-- START Given records --

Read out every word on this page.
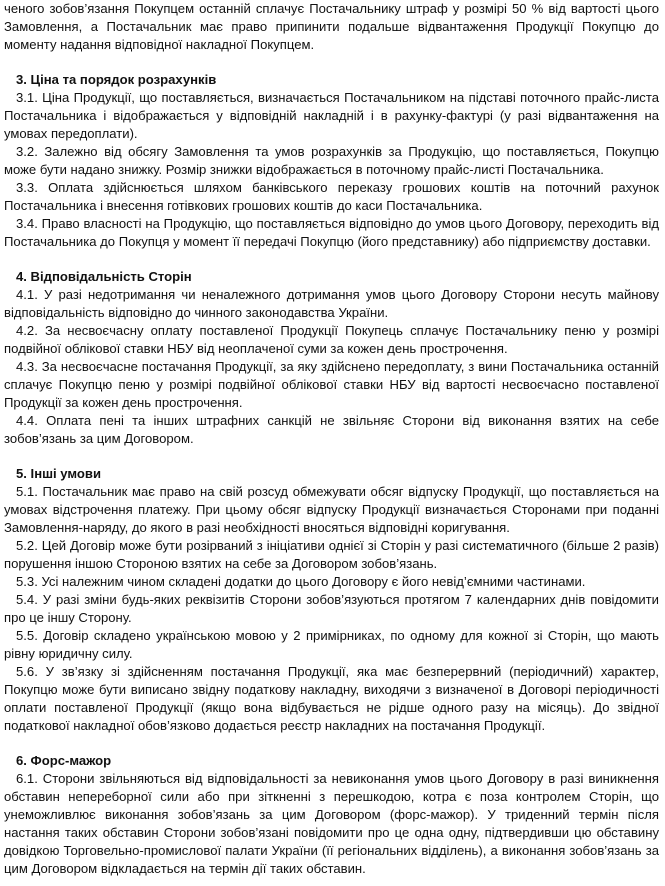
ченого зобов’язання Покупцем останній сплачує Постачальнику штраф у розмірі 50 % від вартості цього Замовлення, а Постачальник має право припинити подальше відвантаження Продукції Покупцю до моменту надання відповідної накладної Покупцем.

3. Ціна та порядок розрахунків

3.1. Ціна Продукції, що поставляється, визначається Постачальником на підставі поточного прайс-листа Постачальника і відображається у відповідній накладній і в рахунку-фактурі (у разі відвантаження на умовах передоплати).

3.2. Залежно від обсягу Замовлення та умов розрахунків за Продукцію, що поставляється, Покупцю може бути надано знижку. Розмір знижки відображається в поточному прайс-листі Постачальника.

3.3. Оплата здійснюється шляхом банківського переказу грошових коштів на поточний рахунок Постачальника і внесення готівкових грошових коштів до каси Постачальника.

3.4. Право власності на Продукцію, що поставляється відповідно до умов цього Договору, переходить від Постачальника до Покупця у момент її передачі Покупцю (його представнику) або підприємству доставки.

4. Відповідальність Сторін

4.1. У разі недотримання чи неналежного дотримання умов цього Договору Сторони несуть майнову відповідальність відповідно до чинного законодавства України.

4.2. За несвоєчасну оплату поставленої Продукції Покупець сплачує Постачальнику пеню у розмірі подвійної облікової ставки НБУ від неоплаченої суми за кожен день прострочення.

4.3. За несвоєчасне постачання Продукції, за яку здійснено передоплату, з вини Постачальника останній сплачує Покупцю пеню у розмірі подвійної облікової ставки НБУ від вартості несвоєчасно поставленої Продукції за кожен день прострочення.

4.4. Оплата пені та інших штрафних санкцій не звільняє Сторони від виконання взятих на себе зобов’язань за цим Договором.

5. Інші умови

5.1. Постачальник має право на свій розсуд обмежувати обсяг відпуску Продукції, що поставляється на умовах відстрочення платежу. При цьому обсяг відпуску Продукції визначається Сторонами при поданні Замовлення-наряду, до якого в разі необхідності вносяться відповідні коригування.

5.2. Цей Договір може бути розірваний з ініціативи однієї зі Сторін у разі систематичного (більше 2 разів) порушення іншою Стороною взятих на себе за Договором зобов’язань.

5.3. Усі належним чином складені додатки до цього Договору є його невід’ємними частинами.

5.4. У разі зміни будь-яких реквізитів Сторони зобов’язуються протягом 7 календарних днів повідомити про це іншу Сторону.

5.5. Договір складено українською мовою у 2 примірниках, по одному для кожної зі Сторін, що мають рівну юридичну силу.

5.6. У зв’язку зі здійсненням постачання Продукції, яка має безперервний (періодичний) характер, Покупцю може бути виписано звідну податкову накладну, виходячи з визначеної в Договорі періодичності оплати поставленої Продукції (якщо вона відбувається не рідше одного разу на місяць). До звідної податкової накладної обов’язково додається реєстр накладних на постачання Продукції.

6. Форс-мажор

6.1. Сторони звільняються від відповідальності за невиконання умов цього Договору в разі виникнення обставин непереборної сили або при зіткненні з перешкодою, котра є поза контролем Сторін, що унеможливлює виконання зобов’язань за цим Договором (форс-мажор). У триденний термін після настання таких обставин Сторони зобов’язані повідомити про це одна одну, підтвердивши цю обставину довідкою Торговельно-промислової палати України (її регіональних відділень), а виконання зобов’язань за цим Договором відкладається на термін дії таких обставин.
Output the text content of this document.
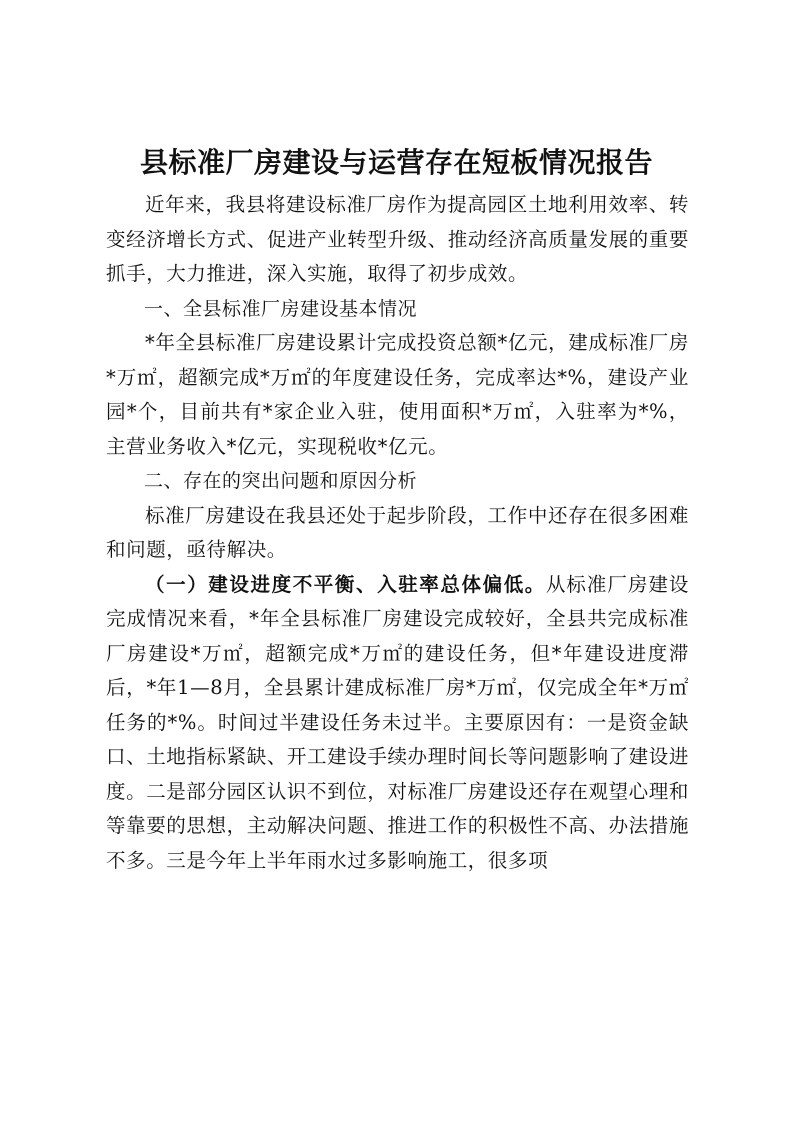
县标准厂房建设与运营存在短板情况报告

近年来，我县将建设标准厂房作为提高园区土地利用效率、转变经济增长方式、促进产业转型升级、推动经济高质量发展的重要抓手，大力推进，深入实施，取得了初步成效。

一、全县标准厂房建设基本情况

*年全县标准厂房建设累计完成投资总额*亿元，建成标准厂房*万㎡，超额完成*万㎡的年度建设任务，完成率达*%，建设产业园*个，目前共有*家企业入驻，使用面积*万㎡，入驻率为*%，主营业务收入*亿元，实现税收*亿元。

二、存在的突出问题和原因分析

标准厂房建设在我县还处于起步阶段，工作中还存在很多困难和问题，亟待解决。

（一）建设进度不平衡、入驻率总体偏低。从标准厂房建设完成情况来看，*年全县标准厂房建设完成较好，全县共完成标准厂房建设*万㎡，超额完成*万㎡的建设任务，但*年建设进度滞后，*年1—8月，全县累计建成标准厂房*万㎡，仅完成全年*万㎡任务的*%。时间过半建设任务未过半。主要原因有：一是资金缺口、土地指标紧缺、开工建设手续办理时间长等问题影响了建设进度。二是部分园区认识不到位，对标准厂房建设还存在观望心理和等靠要的思想，主动解决问题、推进工作的积极性不高、办法措施不多。三是今年上半年雨水过多影响施工，很多项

-- END Given records --

Work to do
The pictures stay out; repeat exactly the lines from the one with "Output the text content of this document." to the end of the entries above, and nothing else.

In response
Output the text content of this document.
县标准厂房建设与运营存在短板情况报告

近年来，我县将建设标准厂房作为提高园区土地利用效率、转变经济增长方式、促进产业转型升级、推动经济高质量发展的重要抓手，大力推进，深入实施，取得了初步成效。

一、全县标准厂房建设基本情况

*年全县标准厂房建设累计完成投资总额*亿元，建成标准厂房*万㎡，超额完成*万㎡的年度建设任务，完成率达*%，建设产业园*个，目前共有*家企业入驻，使用面积*万㎡，入驻率为*%，主营业务收入*亿元，实现税收*亿元。

二、存在的突出问题和原因分析

标准厂房建设在我县还处于起步阶段，工作中还存在很多困难和问题，亟待解决。

（一）建设进度不平衡、入驻率总体偏低。从标准厂房建设完成情况来看，*年全县标准厂房建设完成较好，全县共完成标准厂房建设*万㎡，超额完成*万㎡的建设任务，但*年建设进度滞后，*年1—8月，全县累计建成标准厂房*万㎡，仅完成全年*万㎡任务的*%。时间过半建设任务未过半。主要原因有：一是资金缺口、土地指标紧缺、开工建设手续办理时间长等问题影响了建设进度。二是部分园区认识不到位，对标准厂房建设还存在观望心理和等靠要的思想，主动解决问题、推进工作的积极性不高、办法措施不多。三是今年上半年雨水过多影响施工，很多项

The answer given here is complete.